## What the exercise asks
All entries must be repeated exactly; do not include the pictures.

★ ★ ★ ★

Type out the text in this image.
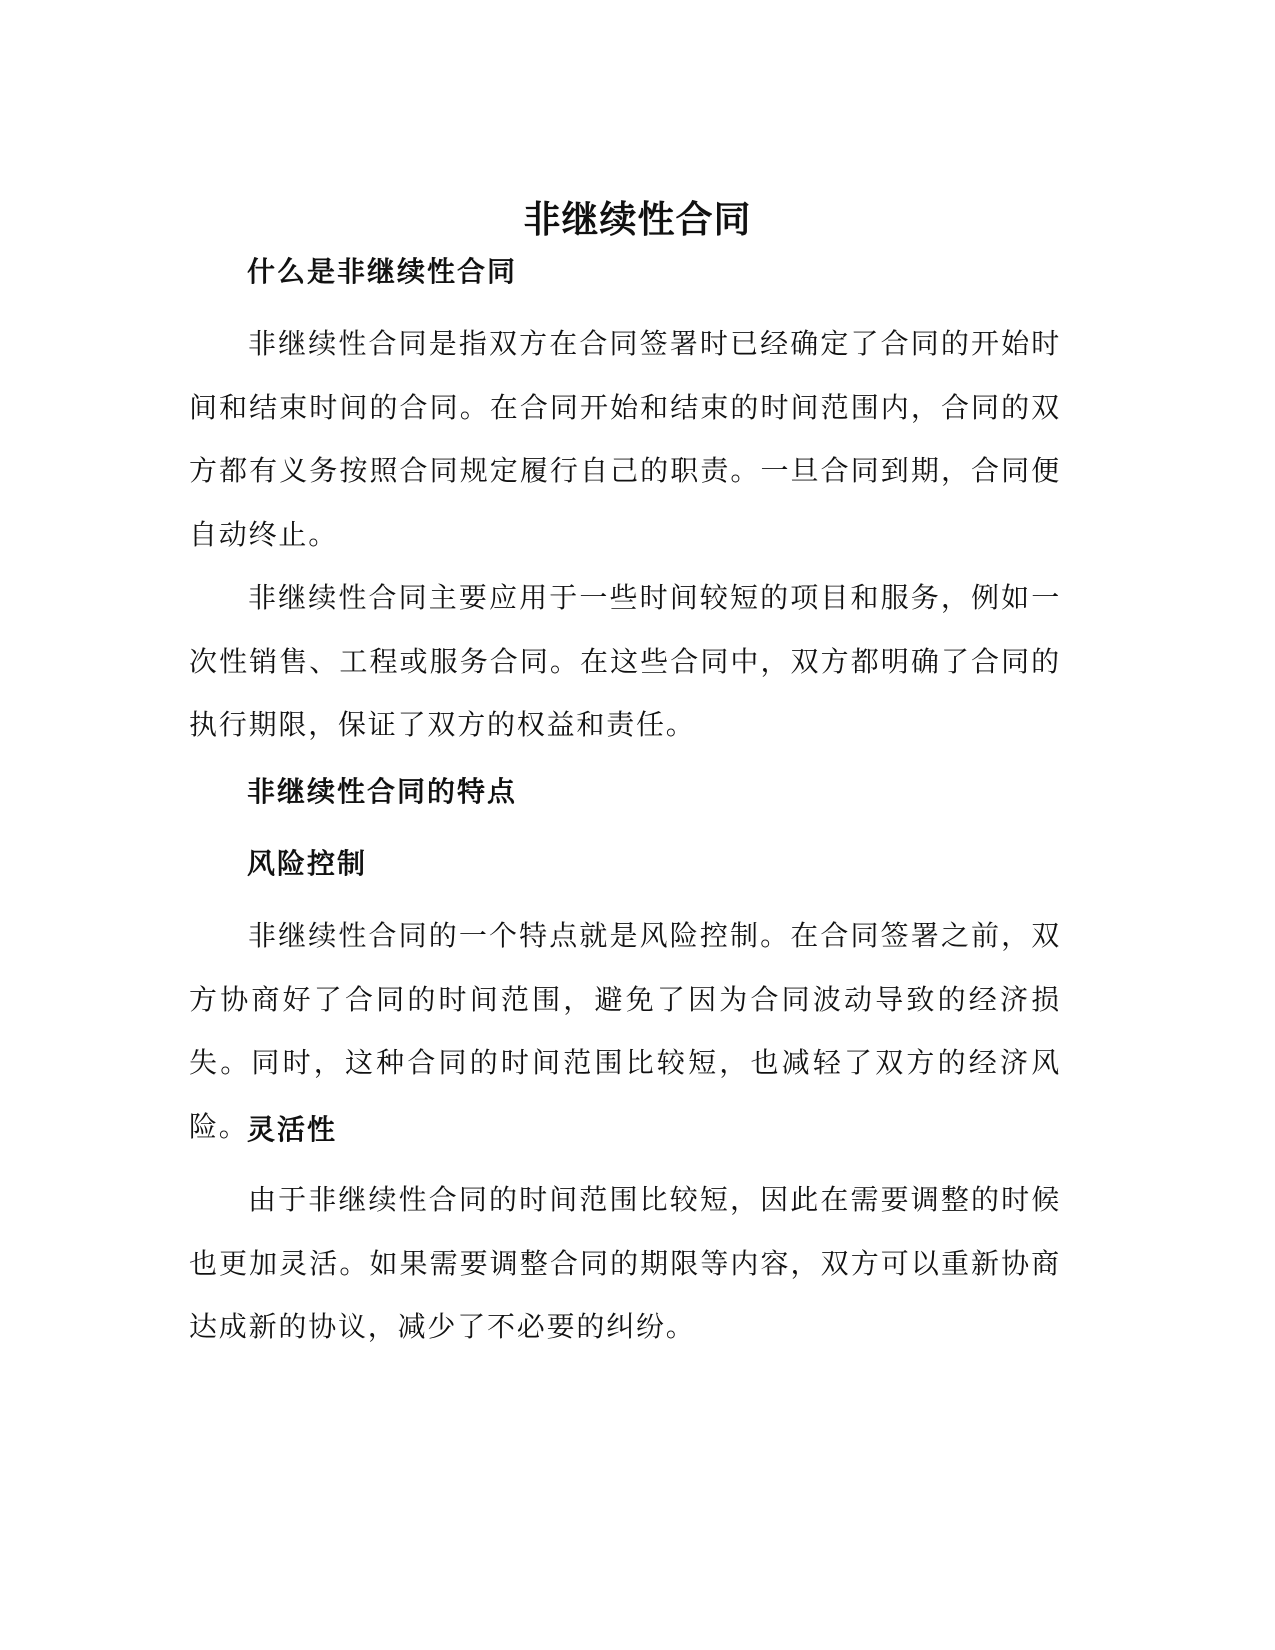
非继续性合同
什么是非继续性合同

非继续性合同是指双方在合同签署时已经确定了合同的开始时间和结束时间的合同。在合同开始和结束的时间范围内，合同的双方都有义务按照合同规定履行自己的职责。一旦合同到期，合同便自动终止。

非继续性合同主要应用于一些时间较短的项目和服务，例如一次性销售、工程或服务合同。在这些合同中，双方都明确了合同的执行期限，保证了双方的权益和责任。

非继续性合同的特点
风险控制

非继续性合同的一个特点就是风险控制。在合同签署之前，双方协商好了合同的时间范围，避免了因为合同波动导致的经济损失。同时，这种合同的时间范围比较短，也减轻了双方的经济风险。

灵活性

由于非继续性合同的时间范围比较短，因此在需要调整的时候也更加灵活。如果需要调整合同的期限等内容，双方可以重新协商达成新的协议，减少了不必要的纠纷。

★ ★ ★ ★

## Expected answer
Type out the text in this image.
非继续性合同
什么是非继续性合同

非继续性合同是指双方在合同签署时已经确定了合同的开始时间和结束时间的合同。在合同开始和结束的时间范围内，合同的双方都有义务按照合同规定履行自己的职责。一旦合同到期，合同便自动终止。

非继续性合同主要应用于一些时间较短的项目和服务，例如一次性销售、工程或服务合同。在这些合同中，双方都明确了合同的执行期限，保证了双方的权益和责任。

非继续性合同的特点
风险控制

非继续性合同的一个特点就是风险控制。在合同签署之前，双方协商好了合同的时间范围，避免了因为合同波动导致的经济损失。同时，这种合同的时间范围比较短，也减轻了双方的经济风险。

灵活性

由于非继续性合同的时间范围比较短，因此在需要调整的时候也更加灵活。如果需要调整合同的期限等内容，双方可以重新协商达成新的协议，减少了不必要的纠纷。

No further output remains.